*Directive*.
Copy out all the records exactly.

*Records shown*.

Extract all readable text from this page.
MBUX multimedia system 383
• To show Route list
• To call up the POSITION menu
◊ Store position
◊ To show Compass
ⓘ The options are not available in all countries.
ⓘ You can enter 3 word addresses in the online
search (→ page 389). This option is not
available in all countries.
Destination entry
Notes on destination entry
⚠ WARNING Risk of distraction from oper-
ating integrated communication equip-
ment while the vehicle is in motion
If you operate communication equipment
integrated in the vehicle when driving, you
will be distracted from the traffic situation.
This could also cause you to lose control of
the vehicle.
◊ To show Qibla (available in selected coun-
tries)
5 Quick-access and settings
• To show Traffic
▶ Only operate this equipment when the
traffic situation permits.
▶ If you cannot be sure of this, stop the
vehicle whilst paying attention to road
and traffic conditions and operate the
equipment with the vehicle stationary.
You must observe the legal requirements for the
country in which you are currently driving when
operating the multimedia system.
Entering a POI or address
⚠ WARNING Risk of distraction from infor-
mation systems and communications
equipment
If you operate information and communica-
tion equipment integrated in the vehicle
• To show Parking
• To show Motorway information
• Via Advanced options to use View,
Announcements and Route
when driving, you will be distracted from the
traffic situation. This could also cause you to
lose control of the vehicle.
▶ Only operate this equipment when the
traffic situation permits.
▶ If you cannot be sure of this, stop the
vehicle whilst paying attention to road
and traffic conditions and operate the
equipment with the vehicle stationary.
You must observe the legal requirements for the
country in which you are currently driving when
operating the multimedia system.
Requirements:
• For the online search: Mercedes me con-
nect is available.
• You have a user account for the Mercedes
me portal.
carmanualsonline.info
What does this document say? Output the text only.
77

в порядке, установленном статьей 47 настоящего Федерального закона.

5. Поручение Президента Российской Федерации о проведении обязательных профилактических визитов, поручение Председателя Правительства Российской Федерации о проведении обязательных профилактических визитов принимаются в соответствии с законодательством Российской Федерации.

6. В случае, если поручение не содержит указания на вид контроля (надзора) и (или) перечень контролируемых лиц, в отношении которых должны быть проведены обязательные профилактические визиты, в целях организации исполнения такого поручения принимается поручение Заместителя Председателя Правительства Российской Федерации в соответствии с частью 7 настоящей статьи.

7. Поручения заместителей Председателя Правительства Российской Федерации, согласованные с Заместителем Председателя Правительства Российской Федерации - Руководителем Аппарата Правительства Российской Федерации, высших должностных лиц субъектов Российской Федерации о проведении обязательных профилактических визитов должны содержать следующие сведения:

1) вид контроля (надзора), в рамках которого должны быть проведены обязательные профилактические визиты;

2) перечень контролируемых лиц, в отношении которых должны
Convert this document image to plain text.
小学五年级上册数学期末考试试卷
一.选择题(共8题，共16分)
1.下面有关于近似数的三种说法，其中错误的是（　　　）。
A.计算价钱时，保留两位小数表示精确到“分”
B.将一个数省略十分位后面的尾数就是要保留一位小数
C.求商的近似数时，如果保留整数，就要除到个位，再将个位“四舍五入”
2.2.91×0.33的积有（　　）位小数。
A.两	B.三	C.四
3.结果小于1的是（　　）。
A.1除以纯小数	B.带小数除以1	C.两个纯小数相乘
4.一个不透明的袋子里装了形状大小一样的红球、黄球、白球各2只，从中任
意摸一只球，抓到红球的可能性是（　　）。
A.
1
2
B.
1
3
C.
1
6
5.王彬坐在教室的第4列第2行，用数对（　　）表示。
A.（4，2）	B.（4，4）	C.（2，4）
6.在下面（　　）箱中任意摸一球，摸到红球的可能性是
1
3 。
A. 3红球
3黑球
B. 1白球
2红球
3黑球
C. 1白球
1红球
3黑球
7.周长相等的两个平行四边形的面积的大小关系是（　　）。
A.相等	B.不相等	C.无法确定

*Solution for this exercise*.
Extract all readable text from this page.
MBUX multimedia system 383
• To show Route list
• To call up the POSITION menu
◊ Store position
◊ To show Compass
ⓘ The options are not available in all countries.
ⓘ You can enter 3 word addresses in the online
search (→ page 389). This option is not
available in all countries.
Destination entry
Notes on destination entry
⚠ WARNING Risk of distraction from oper-
ating integrated communication equip-
ment while the vehicle is in motion
If you operate communication equipment
integrated in the vehicle when driving, you
will be distracted from the traffic situation.
This could also cause you to lose control of
the vehicle.
◊ To show Qibla (available in selected coun-
tries)
5 Quick-access and settings
• To show Traffic
▶ Only operate this equipment when the
traffic situation permits.
▶ If you cannot be sure of this, stop the
vehicle whilst paying attention to road
and traffic conditions and operate the
equipment with the vehicle stationary.
You must observe the legal requirements for the
country in which you are currently driving when
operating the multimedia system.
Entering a POI or address
⚠ WARNING Risk of distraction from infor-
mation systems and communications
equipment
If you operate information and communica-
tion equipment integrated in the vehicle
• To show Parking
• To show Motorway information
• Via Advanced options to use View,
Announcements and Route
when driving, you will be distracted from the
traffic situation. This could also cause you to
lose control of the vehicle.
▶ Only operate this equipment when the
traffic situation permits.
▶ If you cannot be sure of this, stop the
vehicle whilst paying attention to road
and traffic conditions and operate the
equipment with the vehicle stationary.
You must observe the legal requirements for the
country in which you are currently driving when
operating the multimedia system.
Requirements:
• For the online search: Mercedes me con-
nect is available.
• You have a user account for the Mercedes
me portal.
carmanualsonline.info
What does this document say? Output the text only.
77

в порядке, установленном статьей 47 настоящего Федерального закона.

5. Поручение Президента Российской Федерации о проведении обязательных профилактических визитов, поручение Председателя Правительства Российской Федерации о проведении обязательных профилактических визитов принимаются в соответствии с законодательством Российской Федерации.

6. В случае, если поручение не содержит указания на вид контроля (надзора) и (или) перечень контролируемых лиц, в отношении которых должны быть проведены обязательные профилактические визиты, в целях организации исполнения такого поручения принимается поручение Заместителя Председателя Правительства Российской Федерации в соответствии с частью 7 настоящей статьи.

7. Поручения заместителей Председателя Правительства Российской Федерации, согласованные с Заместителем Председателя Правительства Российской Федерации - Руководителем Аппарата Правительства Российской Федерации, высших должностных лиц субъектов Российской Федерации о проведении обязательных профилактических визитов должны содержать следующие сведения:

1) вид контроля (надзора), в рамках которого должны быть проведены обязательные профилактические визиты;

2) перечень контролируемых лиц, в отношении которых должны
Convert this document image to plain text.
小学五年级上册数学期末考试试卷
一.选择题(共8题，共16分)
1.下面有关于近似数的三种说法，其中错误的是（　　　）。
A.计算价钱时，保留两位小数表示精确到“分”
B.将一个数省略十分位后面的尾数就是要保留一位小数
C.求商的近似数时，如果保留整数，就要除到个位，再将个位“四舍五入”
2.2.91×0.33的积有（　　）位小数。
A.两	B.三	C.四
3.结果小于1的是（　　）。
A.1除以纯小数	B.带小数除以1	C.两个纯小数相乘
4.一个不透明的袋子里装了形状大小一样的红球、黄球、白球各2只，从中任
意摸一只球，抓到红球的可能性是（　　）。
A.
1
2
B.
1
3
C.
1
6
5.王彬坐在教室的第4列第2行，用数对（　　）表示。
A.（4，2）	B.（4，4）	C.（2，4）
6.在下面（　　）箱中任意摸一球，摸到红球的可能性是
1
3 。
A. 3红球
3黑球
B. 1白球
2红球
3黑球
C. 1白球
1红球
3黑球
7.周长相等的两个平行四边形的面积的大小关系是（　　）。
A.相等	B.不相等	C.无法确定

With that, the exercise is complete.